#### WRITTEN TASK
Tell how many lines in these records contain the string "reduction", with only the number as the reply.

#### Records
* * *

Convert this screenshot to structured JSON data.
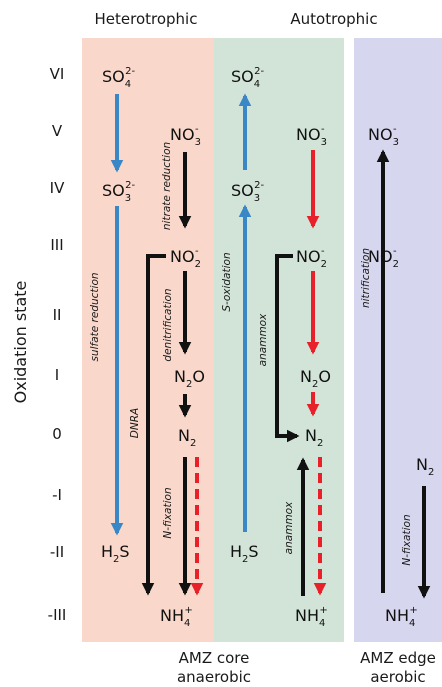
{
  "headers": {
    "heterotrophic": "Heterotrophic",
    "autotrophic": "Autotrophic"
  },
  "y_axis_label": "Oxidation state",
  "levels": [
    "VI",
    "V",
    "IV",
    "III",
    "II",
    "I",
    "0",
    "-I",
    "-II",
    "-III"
  ],
  "species": {
    "so4_hetero": {
      "base": "SO",
      "sub": "4",
      "sup": "2-"
    },
    "so3_hetero": {
      "base": "SO",
      "sub": "3",
      "sup": "2-"
    },
    "h2s_hetero": {
      "base": "H",
      "sub": "2",
      "tail": "S"
    },
    "no3_hetero": {
      "base": "NO",
      "sub": "3",
      "sup": "-"
    },
    "no2_hetero": {
      "base": "NO",
      "sub": "2",
      "sup": "-"
    },
    "n2o_hetero": {
      "base": "N",
      "sub": "2",
      "tail": "O"
    },
    "n2_hetero": {
      "base": "N",
      "sub": "2"
    },
    "nh4_hetero": {
      "base": "NH",
      "sub": "4",
      "sup": "+"
    },
    "so4_auto": {
      "base": "SO",
      "sub": "4",
      "sup": "2-"
    },
    "so3_auto": {
      "base": "SO",
      "sub": "3",
      "sup": "2-"
    },
    "h2s_auto": {
      "base": "H",
      "sub": "2",
      "tail": "S"
    },
    "no3_auto": {
      "base": "NO",
      "sub": "3",
      "sup": "-"
    },
    "no2_auto": {
      "base": "NO",
      "sub": "2",
      "sup": "-"
    },
    "n2o_auto": {
      "base": "N",
      "sub": "2",
      "tail": "O"
    },
    "n2_auto": {
      "base": "N",
      "sub": "2"
    },
    "nh4_auto": {
      "base": "NH",
      "sub": "4",
      "sup": "+"
    },
    "no3_edge": {
      "base": "NO",
      "sub": "3",
      "sup": "-"
    },
    "no2_edge": {
      "base": "NO",
      "sub": "2",
      "sup": "-"
    },
    "n2_edge": {
      "base": "N",
      "sub": "2"
    },
    "nh4_edge": {
      "base": "NH",
      "sub": "4",
      "sup": "+"
    }
  },
  "reactions": {
    "sulfate_reduction": "sulfate reduction",
    "nitrate_reduction": "nitrate reduction",
    "denitrification": "denitrification",
    "dnra": "DNRA",
    "n_fixation": "N-fixation",
    "s_oxidation": "S-oxidation",
    "anammox_upper": "anammox",
    "anammox_lower": "anammox",
    "nitrification": "nitrification",
    "n_fixation_edge": "N-fixation"
  },
  "footer": {
    "amz_core": "AMZ core",
    "anaerobic": "anaerobic",
    "amz_edge": "AMZ edge",
    "aerobic": "aerobic"
  },
  "colors": {
    "heterotrophic_bg": "#f9d8cb",
    "autotrophic_bg": "#d2e4d8",
    "edge_bg": "#d6d6ee",
    "sulfur_arrow": "#3a87c8",
    "red_arrow": "#e8202a",
    "black_arrow": "#111111"
  }
}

* * *

#### WRITTEN REPLY
2